===== Material shown =====

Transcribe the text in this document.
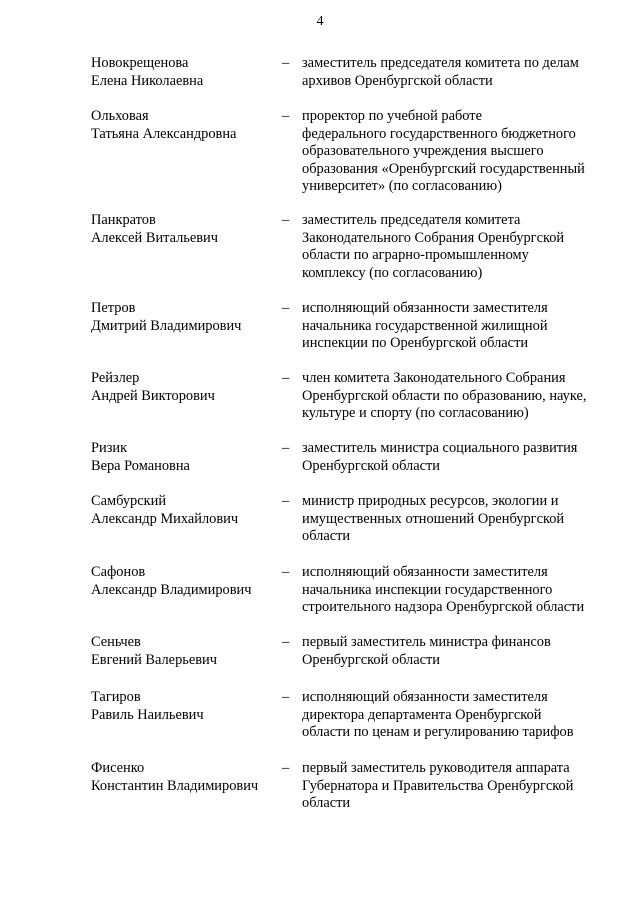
4
Новокрещенова
Елена Николаевна
– заместитель председателя комитета по делам
архивов Оренбургской области
Ольховая
Татьяна Александровна
– проректор по учебной работе
федерального государственного бюджетного
образовательного учреждения высшего
образования «Оренбургский государственный
университет» (по согласованию)
Панкратов
Алексей Витальевич
– заместитель председателя комитета
Законодательного Собрания Оренбургской
области по аграрно-промышленному
комплексу (по согласованию)
Петров
Дмитрий Владимирович
– исполняющий обязанности заместителя
начальника государственной жилищной
инспекции по Оренбургской области
Рейзлер
Андрей Викторович
– член комитета Законодательного Собрания
Оренбургской области по образованию, науке,
культуре и спорту (по согласованию)
Ризик
Вера Романовна
– заместитель министра социального развития
Оренбургской области
Самбурский
Александр Михайлович
– министр природных ресурсов, экологии и
имущественных отношений Оренбургской
области
Сафонов
Александр Владимирович
– исполняющий обязанности заместителя
начальника инспекции государственного
строительного надзора Оренбургской области
Сеньчев
Евгений Валерьевич
– первый заместитель министра финансов
Оренбургской области
Тагиров
Равиль Наильевич
– исполняющий обязанности заместителя
директора департамента Оренбургской
области по ценам и регулированию тарифов
Фисенко
Константин Владимирович
– первый заместитель руководителя аппарата
Губернатора и Правительства Оренбургской
области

=====

Read through the data and copy every line where "председателя" shows up.

– заместитель председателя комитета по делам
– заместитель председателя комитета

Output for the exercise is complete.